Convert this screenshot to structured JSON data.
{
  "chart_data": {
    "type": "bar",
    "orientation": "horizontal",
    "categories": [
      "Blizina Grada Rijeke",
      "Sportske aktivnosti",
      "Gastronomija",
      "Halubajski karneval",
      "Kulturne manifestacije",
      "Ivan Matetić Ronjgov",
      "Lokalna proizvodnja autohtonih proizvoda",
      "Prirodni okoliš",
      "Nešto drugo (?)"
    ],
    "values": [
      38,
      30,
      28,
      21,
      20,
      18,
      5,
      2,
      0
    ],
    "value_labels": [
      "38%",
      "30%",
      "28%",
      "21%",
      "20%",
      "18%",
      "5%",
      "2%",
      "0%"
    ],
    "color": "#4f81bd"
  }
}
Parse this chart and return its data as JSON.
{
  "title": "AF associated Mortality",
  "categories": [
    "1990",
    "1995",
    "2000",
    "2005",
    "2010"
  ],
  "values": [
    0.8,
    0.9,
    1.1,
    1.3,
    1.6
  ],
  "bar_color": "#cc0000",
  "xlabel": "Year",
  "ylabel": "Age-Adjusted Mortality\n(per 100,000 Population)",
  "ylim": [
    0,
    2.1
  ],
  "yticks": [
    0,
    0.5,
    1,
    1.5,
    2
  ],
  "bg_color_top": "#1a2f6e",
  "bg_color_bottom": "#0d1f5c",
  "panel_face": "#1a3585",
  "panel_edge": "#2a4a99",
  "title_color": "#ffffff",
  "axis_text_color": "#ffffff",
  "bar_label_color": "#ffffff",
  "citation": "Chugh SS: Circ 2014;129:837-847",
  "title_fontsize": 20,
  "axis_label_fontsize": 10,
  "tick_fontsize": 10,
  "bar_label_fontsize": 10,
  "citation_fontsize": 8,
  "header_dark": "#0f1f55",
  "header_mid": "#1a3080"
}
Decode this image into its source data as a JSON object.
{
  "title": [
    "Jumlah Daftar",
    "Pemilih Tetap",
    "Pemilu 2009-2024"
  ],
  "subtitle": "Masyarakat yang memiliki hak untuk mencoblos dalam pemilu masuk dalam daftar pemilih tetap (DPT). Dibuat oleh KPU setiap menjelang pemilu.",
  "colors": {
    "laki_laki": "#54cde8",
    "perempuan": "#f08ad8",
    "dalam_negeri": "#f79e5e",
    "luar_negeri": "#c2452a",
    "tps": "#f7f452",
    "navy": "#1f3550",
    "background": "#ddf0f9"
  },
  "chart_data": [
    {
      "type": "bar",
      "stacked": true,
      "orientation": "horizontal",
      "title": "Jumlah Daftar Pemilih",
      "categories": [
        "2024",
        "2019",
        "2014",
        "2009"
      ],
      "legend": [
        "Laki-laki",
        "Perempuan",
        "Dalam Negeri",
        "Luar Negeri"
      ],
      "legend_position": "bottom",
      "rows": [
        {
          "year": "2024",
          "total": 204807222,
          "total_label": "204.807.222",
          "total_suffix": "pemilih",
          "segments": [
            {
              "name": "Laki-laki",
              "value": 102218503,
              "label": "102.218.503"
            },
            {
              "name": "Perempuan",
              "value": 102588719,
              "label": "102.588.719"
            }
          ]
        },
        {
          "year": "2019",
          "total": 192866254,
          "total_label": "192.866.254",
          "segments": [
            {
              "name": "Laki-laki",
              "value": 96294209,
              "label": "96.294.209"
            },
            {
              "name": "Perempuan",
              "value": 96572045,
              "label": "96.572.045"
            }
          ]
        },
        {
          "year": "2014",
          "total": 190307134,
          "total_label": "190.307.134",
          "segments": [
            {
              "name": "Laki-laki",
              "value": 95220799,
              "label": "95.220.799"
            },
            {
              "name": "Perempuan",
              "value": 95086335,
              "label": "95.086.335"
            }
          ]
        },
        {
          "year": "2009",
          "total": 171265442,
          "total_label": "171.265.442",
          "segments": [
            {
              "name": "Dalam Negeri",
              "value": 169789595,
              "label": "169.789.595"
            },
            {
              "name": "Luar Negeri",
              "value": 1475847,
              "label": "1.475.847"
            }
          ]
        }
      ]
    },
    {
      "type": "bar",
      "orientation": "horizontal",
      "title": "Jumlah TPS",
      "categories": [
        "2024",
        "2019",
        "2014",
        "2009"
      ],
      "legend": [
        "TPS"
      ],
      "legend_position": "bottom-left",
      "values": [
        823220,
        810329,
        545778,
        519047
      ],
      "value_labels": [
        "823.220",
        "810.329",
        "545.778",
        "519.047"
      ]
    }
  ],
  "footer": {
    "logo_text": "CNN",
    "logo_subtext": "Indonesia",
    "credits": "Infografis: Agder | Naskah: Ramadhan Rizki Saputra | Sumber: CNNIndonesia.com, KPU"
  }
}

▸ **EXERCISE DIRECTIONS**
Write each line above out exactly.

▸ **RESPONSE TO THIS EXERCISE**
Convert this screenshot to structured JSON data.
{
  "chart_data": {
    "type": "bar",
    "orientation": "horizontal",
    "categories": [
      "Blizina Grada Rijeke",
      "Sportske aktivnosti",
      "Gastronomija",
      "Halubajski karneval",
      "Kulturne manifestacije",
      "Ivan Matetić Ronjgov",
      "Lokalna proizvodnja autohtonih proizvoda",
      "Prirodni okoliš",
      "Nešto drugo (?)"
    ],
    "values": [
      38,
      30,
      28,
      21,
      20,
      18,
      5,
      2,
      0
    ],
    "value_labels": [
      "38%",
      "30%",
      "28%",
      "21%",
      "20%",
      "18%",
      "5%",
      "2%",
      "0%"
    ],
    "color": "#4f81bd"
  }
}
Parse this chart and return its data as JSON.
{
  "title": "AF associated Mortality",
  "categories": [
    "1990",
    "1995",
    "2000",
    "2005",
    "2010"
  ],
  "values": [
    0.8,
    0.9,
    1.1,
    1.3,
    1.6
  ],
  "bar_color": "#cc0000",
  "xlabel": "Year",
  "ylabel": "Age-Adjusted Mortality\n(per 100,000 Population)",
  "ylim": [
    0,
    2.1
  ],
  "yticks": [
    0,
    0.5,
    1,
    1.5,
    2
  ],
  "bg_color_top": "#1a2f6e",
  "bg_color_bottom": "#0d1f5c",
  "panel_face": "#1a3585",
  "panel_edge": "#2a4a99",
  "title_color": "#ffffff",
  "axis_text_color": "#ffffff",
  "bar_label_color": "#ffffff",
  "citation": "Chugh SS: Circ 2014;129:837-847",
  "title_fontsize": 20,
  "axis_label_fontsize": 10,
  "tick_fontsize": 10,
  "bar_label_fontsize": 10,
  "citation_fontsize": 8,
  "header_dark": "#0f1f55",
  "header_mid": "#1a3080"
}
Decode this image into its source data as a JSON object.
{
  "title": [
    "Jumlah Daftar",
    "Pemilih Tetap",
    "Pemilu 2009-2024"
  ],
  "subtitle": "Masyarakat yang memiliki hak untuk mencoblos dalam pemilu masuk dalam daftar pemilih tetap (DPT). Dibuat oleh KPU setiap menjelang pemilu.",
  "colors": {
    "laki_laki": "#54cde8",
    "perempuan": "#f08ad8",
    "dalam_negeri": "#f79e5e",
    "luar_negeri": "#c2452a",
    "tps": "#f7f452",
    "navy": "#1f3550",
    "background": "#ddf0f9"
  },
  "chart_data": [
    {
      "type": "bar",
      "stacked": true,
      "orientation": "horizontal",
      "title": "Jumlah Daftar Pemilih",
      "categories": [
        "2024",
        "2019",
        "2014",
        "2009"
      ],
      "legend": [
        "Laki-laki",
        "Perempuan",
        "Dalam Negeri",
        "Luar Negeri"
      ],
      "legend_position": "bottom",
      "rows": [
        {
          "year": "2024",
          "total": 204807222,
          "total_label": "204.807.222",
          "total_suffix": "pemilih",
          "segments": [
            {
              "name": "Laki-laki",
              "value": 102218503,
              "label": "102.218.503"
            },
            {
              "name": "Perempuan",
              "value": 102588719,
              "label": "102.588.719"
            }
          ]
        },
        {
          "year": "2019",
          "total": 192866254,
          "total_label": "192.866.254",
          "segments": [
            {
              "name": "Laki-laki",
              "value": 96294209,
              "label": "96.294.209"
            },
            {
              "name": "Perempuan",
              "value": 96572045,
              "label": "96.572.045"
            }
          ]
        },
        {
          "year": "2014",
          "total": 190307134,
          "total_label": "190.307.134",
          "segments": [
            {
              "name": "Laki-laki",
              "value": 95220799,
              "label": "95.220.799"
            },
            {
              "name": "Perempuan",
              "value": 95086335,
              "label": "95.086.335"
            }
          ]
        },
        {
          "year": "2009",
          "total": 171265442,
          "total_label": "171.265.442",
          "segments": [
            {
              "name": "Dalam Negeri",
              "value": 169789595,
              "label": "169.789.595"
            },
            {
              "name": "Luar Negeri",
              "value": 1475847,
              "label": "1.475.847"
            }
          ]
        }
      ]
    },
    {
      "type": "bar",
      "orientation": "horizontal",
      "title": "Jumlah TPS",
      "categories": [
        "2024",
        "2019",
        "2014",
        "2009"
      ],
      "legend": [
        "TPS"
      ],
      "legend_position": "bottom-left",
      "values": [
        823220,
        810329,
        545778,
        519047
      ],
      "value_labels": [
        "823.220",
        "810.329",
        "545.778",
        "519.047"
      ]
    }
  ],
  "footer": {
    "logo_text": "CNN",
    "logo_subtext": "Indonesia",
    "credits": "Infografis: Agder | Naskah: Ramadhan Rizki Saputra | Sumber: CNNIndonesia.com, KPU"
  }
}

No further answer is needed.